--- BEGIN Data supplied ---
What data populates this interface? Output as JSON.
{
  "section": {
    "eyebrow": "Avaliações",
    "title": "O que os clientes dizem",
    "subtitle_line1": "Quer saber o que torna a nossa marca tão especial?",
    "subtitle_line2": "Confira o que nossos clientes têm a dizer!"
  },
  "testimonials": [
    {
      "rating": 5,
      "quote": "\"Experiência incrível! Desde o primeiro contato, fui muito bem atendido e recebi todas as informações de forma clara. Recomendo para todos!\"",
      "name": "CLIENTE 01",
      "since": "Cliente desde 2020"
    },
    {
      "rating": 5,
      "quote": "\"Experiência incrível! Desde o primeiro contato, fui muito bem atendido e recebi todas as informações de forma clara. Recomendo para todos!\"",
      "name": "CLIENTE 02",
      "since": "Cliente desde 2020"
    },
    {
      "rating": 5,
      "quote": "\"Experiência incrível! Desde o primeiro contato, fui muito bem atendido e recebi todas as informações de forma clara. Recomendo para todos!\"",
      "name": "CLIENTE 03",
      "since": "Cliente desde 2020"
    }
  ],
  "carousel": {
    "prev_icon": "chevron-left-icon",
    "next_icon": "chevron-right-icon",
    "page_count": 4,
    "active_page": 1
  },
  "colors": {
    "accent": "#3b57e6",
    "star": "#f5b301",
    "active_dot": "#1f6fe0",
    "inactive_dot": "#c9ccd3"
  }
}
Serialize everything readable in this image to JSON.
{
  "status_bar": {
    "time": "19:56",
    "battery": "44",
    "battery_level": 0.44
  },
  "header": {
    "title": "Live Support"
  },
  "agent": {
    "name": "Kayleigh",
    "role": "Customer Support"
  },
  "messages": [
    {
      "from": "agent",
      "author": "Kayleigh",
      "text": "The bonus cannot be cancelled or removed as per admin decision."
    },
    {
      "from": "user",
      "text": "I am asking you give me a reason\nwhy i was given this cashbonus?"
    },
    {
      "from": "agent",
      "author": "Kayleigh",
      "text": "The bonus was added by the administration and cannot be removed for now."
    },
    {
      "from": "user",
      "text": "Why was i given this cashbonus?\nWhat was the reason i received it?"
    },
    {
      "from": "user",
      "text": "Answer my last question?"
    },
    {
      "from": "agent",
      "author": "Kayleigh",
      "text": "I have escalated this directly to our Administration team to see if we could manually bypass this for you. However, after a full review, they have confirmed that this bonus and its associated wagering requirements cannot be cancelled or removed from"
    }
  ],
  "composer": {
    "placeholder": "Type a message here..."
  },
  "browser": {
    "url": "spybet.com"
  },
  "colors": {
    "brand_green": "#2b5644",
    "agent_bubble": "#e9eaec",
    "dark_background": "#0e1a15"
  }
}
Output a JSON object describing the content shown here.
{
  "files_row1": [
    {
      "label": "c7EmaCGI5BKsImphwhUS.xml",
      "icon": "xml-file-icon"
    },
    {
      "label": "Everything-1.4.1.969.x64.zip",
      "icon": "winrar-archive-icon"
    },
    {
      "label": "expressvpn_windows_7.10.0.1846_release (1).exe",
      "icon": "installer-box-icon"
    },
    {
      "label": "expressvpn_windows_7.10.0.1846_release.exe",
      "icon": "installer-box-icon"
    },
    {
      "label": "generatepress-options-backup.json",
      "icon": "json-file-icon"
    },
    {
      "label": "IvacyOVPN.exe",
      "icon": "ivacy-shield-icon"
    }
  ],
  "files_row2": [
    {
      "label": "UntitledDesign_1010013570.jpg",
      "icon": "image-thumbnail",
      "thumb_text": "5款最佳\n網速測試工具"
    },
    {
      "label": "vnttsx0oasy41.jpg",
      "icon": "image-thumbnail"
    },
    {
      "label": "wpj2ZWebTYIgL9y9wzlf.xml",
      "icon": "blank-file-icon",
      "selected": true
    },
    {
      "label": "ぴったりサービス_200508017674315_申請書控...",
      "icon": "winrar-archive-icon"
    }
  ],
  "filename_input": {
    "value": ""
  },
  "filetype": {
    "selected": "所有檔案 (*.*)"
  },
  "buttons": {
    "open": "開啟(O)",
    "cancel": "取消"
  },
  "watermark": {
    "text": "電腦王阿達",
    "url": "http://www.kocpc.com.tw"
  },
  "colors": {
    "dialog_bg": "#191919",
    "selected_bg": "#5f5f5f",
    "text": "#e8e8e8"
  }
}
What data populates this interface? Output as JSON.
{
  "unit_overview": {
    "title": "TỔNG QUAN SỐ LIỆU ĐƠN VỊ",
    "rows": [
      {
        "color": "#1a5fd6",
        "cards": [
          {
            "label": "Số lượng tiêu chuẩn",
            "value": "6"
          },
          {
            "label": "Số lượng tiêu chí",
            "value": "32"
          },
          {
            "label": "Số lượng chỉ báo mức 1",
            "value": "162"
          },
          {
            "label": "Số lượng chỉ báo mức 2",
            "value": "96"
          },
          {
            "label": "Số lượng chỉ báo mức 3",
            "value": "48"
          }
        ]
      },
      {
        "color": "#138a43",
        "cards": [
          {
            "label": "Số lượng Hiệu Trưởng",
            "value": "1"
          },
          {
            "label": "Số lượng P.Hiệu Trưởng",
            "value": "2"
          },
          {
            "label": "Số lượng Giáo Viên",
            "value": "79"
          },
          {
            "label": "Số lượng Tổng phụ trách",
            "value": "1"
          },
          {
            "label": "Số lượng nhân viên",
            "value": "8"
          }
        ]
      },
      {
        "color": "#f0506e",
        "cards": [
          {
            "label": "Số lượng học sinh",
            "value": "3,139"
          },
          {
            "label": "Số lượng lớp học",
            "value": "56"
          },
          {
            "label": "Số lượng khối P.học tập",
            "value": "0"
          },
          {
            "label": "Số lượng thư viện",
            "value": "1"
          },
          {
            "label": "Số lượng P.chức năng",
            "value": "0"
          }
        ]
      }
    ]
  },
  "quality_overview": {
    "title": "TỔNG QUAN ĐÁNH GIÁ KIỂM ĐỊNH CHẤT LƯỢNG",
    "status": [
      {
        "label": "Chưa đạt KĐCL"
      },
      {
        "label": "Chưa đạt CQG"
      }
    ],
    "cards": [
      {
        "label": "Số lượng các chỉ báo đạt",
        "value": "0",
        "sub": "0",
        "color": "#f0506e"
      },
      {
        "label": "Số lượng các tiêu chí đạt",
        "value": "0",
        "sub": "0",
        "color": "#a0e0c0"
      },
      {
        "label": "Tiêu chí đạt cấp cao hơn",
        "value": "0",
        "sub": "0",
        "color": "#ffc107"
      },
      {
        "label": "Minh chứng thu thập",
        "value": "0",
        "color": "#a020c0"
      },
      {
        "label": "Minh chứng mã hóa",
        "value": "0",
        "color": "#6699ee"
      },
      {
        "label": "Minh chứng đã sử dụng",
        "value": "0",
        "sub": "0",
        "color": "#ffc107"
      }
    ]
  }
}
--- END Data supplied ---
*What is being asked*.
Repeat the data in its entirety, character for character.

*Answer to the task*.
What data populates this interface? Output as JSON.
{
  "section": {
    "eyebrow": "Avaliações",
    "title": "O que os clientes dizem",
    "subtitle_line1": "Quer saber o que torna a nossa marca tão especial?",
    "subtitle_line2": "Confira o que nossos clientes têm a dizer!"
  },
  "testimonials": [
    {
      "rating": 5,
      "quote": "\"Experiência incrível! Desde o primeiro contato, fui muito bem atendido e recebi todas as informações de forma clara. Recomendo para todos!\"",
      "name": "CLIENTE 01",
      "since": "Cliente desde 2020"
    },
    {
      "rating": 5,
      "quote": "\"Experiência incrível! Desde o primeiro contato, fui muito bem atendido e recebi todas as informações de forma clara. Recomendo para todos!\"",
      "name": "CLIENTE 02",
      "since": "Cliente desde 2020"
    },
    {
      "rating": 5,
      "quote": "\"Experiência incrível! Desde o primeiro contato, fui muito bem atendido e recebi todas as informações de forma clara. Recomendo para todos!\"",
      "name": "CLIENTE 03",
      "since": "Cliente desde 2020"
    }
  ],
  "carousel": {
    "prev_icon": "chevron-left-icon",
    "next_icon": "chevron-right-icon",
    "page_count": 4,
    "active_page": 1
  },
  "colors": {
    "accent": "#3b57e6",
    "star": "#f5b301",
    "active_dot": "#1f6fe0",
    "inactive_dot": "#c9ccd3"
  }
}
Serialize everything readable in this image to JSON.
{
  "status_bar": {
    "time": "19:56",
    "battery": "44",
    "battery_level": 0.44
  },
  "header": {
    "title": "Live Support"
  },
  "agent": {
    "name": "Kayleigh",
    "role": "Customer Support"
  },
  "messages": [
    {
      "from": "agent",
      "author": "Kayleigh",
      "text": "The bonus cannot be cancelled or removed as per admin decision."
    },
    {
      "from": "user",
      "text": "I am asking you give me a reason\nwhy i was given this cashbonus?"
    },
    {
      "from": "agent",
      "author": "Kayleigh",
      "text": "The bonus was added by the administration and cannot be removed for now."
    },
    {
      "from": "user",
      "text": "Why was i given this cashbonus?\nWhat was the reason i received it?"
    },
    {
      "from": "user",
      "text": "Answer my last question?"
    },
    {
      "from": "agent",
      "author": "Kayleigh",
      "text": "I have escalated this directly to our Administration team to see if we could manually bypass this for you. However, after a full review, they have confirmed that this bonus and its associated wagering requirements cannot be cancelled or removed from"
    }
  ],
  "composer": {
    "placeholder": "Type a message here..."
  },
  "browser": {
    "url": "spybet.com"
  },
  "colors": {
    "brand_green": "#2b5644",
    "agent_bubble": "#e9eaec",
    "dark_background": "#0e1a15"
  }
}
Output a JSON object describing the content shown here.
{
  "files_row1": [
    {
      "label": "c7EmaCGI5BKsImphwhUS.xml",
      "icon": "xml-file-icon"
    },
    {
      "label": "Everything-1.4.1.969.x64.zip",
      "icon": "winrar-archive-icon"
    },
    {
      "label": "expressvpn_windows_7.10.0.1846_release (1).exe",
      "icon": "installer-box-icon"
    },
    {
      "label": "expressvpn_windows_7.10.0.1846_release.exe",
      "icon": "installer-box-icon"
    },
    {
      "label": "generatepress-options-backup.json",
      "icon": "json-file-icon"
    },
    {
      "label": "IvacyOVPN.exe",
      "icon": "ivacy-shield-icon"
    }
  ],
  "files_row2": [
    {
      "label": "UntitledDesign_1010013570.jpg",
      "icon": "image-thumbnail",
      "thumb_text": "5款最佳\n網速測試工具"
    },
    {
      "label": "vnttsx0oasy41.jpg",
      "icon": "image-thumbnail"
    },
    {
      "label": "wpj2ZWebTYIgL9y9wzlf.xml",
      "icon": "blank-file-icon",
      "selected": true
    },
    {
      "label": "ぴったりサービス_200508017674315_申請書控...",
      "icon": "winrar-archive-icon"
    }
  ],
  "filename_input": {
    "value": ""
  },
  "filetype": {
    "selected": "所有檔案 (*.*)"
  },
  "buttons": {
    "open": "開啟(O)",
    "cancel": "取消"
  },
  "watermark": {
    "text": "電腦王阿達",
    "url": "http://www.kocpc.com.tw"
  },
  "colors": {
    "dialog_bg": "#191919",
    "selected_bg": "#5f5f5f",
    "text": "#e8e8e8"
  }
}
What data populates this interface? Output as JSON.
{
  "unit_overview": {
    "title": "TỔNG QUAN SỐ LIỆU ĐƠN VỊ",
    "rows": [
      {
        "color": "#1a5fd6",
        "cards": [
          {
            "label": "Số lượng tiêu chuẩn",
            "value": "6"
          },
          {
            "label": "Số lượng tiêu chí",
            "value": "32"
          },
          {
            "label": "Số lượng chỉ báo mức 1",
            "value": "162"
          },
          {
            "label": "Số lượng chỉ báo mức 2",
            "value": "96"
          },
          {
            "label": "Số lượng chỉ báo mức 3",
            "value": "48"
          }
        ]
      },
      {
        "color": "#138a43",
        "cards": [
          {
            "label": "Số lượng Hiệu Trưởng",
            "value": "1"
          },
          {
            "label": "Số lượng P.Hiệu Trưởng",
            "value": "2"
          },
          {
            "label": "Số lượng Giáo Viên",
            "value": "79"
          },
          {
            "label": "Số lượng Tổng phụ trách",
            "value": "1"
          },
          {
            "label": "Số lượng nhân viên",
            "value": "8"
          }
        ]
      },
      {
        "color": "#f0506e",
        "cards": [
          {
            "label": "Số lượng học sinh",
            "value": "3,139"
          },
          {
            "label": "Số lượng lớp học",
            "value": "56"
          },
          {
            "label": "Số lượng khối P.học tập",
            "value": "0"
          },
          {
            "label": "Số lượng thư viện",
            "value": "1"
          },
          {
            "label": "Số lượng P.chức năng",
            "value": "0"
          }
        ]
      }
    ]
  },
  "quality_overview": {
    "title": "TỔNG QUAN ĐÁNH GIÁ KIỂM ĐỊNH CHẤT LƯỢNG",
    "status": [
      {
        "label": "Chưa đạt KĐCL"
      },
      {
        "label": "Chưa đạt CQG"
      }
    ],
    "cards": [
      {
        "label": "Số lượng các chỉ báo đạt",
        "value": "0",
        "sub": "0",
        "color": "#f0506e"
      },
      {
        "label": "Số lượng các tiêu chí đạt",
        "value": "0",
        "sub": "0",
        "color": "#a0e0c0"
      },
      {
        "label": "Tiêu chí đạt cấp cao hơn",
        "value": "0",
        "sub": "0",
        "color": "#ffc107"
      },
      {
        "label": "Minh chứng thu thập",
        "value": "0",
        "color": "#a020c0"
      },
      {
        "label": "Minh chứng mã hóa",
        "value": "0",
        "color": "#6699ee"
      },
      {
        "label": "Minh chứng đã sử dụng",
        "value": "0",
        "sub": "0",
        "color": "#ffc107"
      }
    ]
  }
}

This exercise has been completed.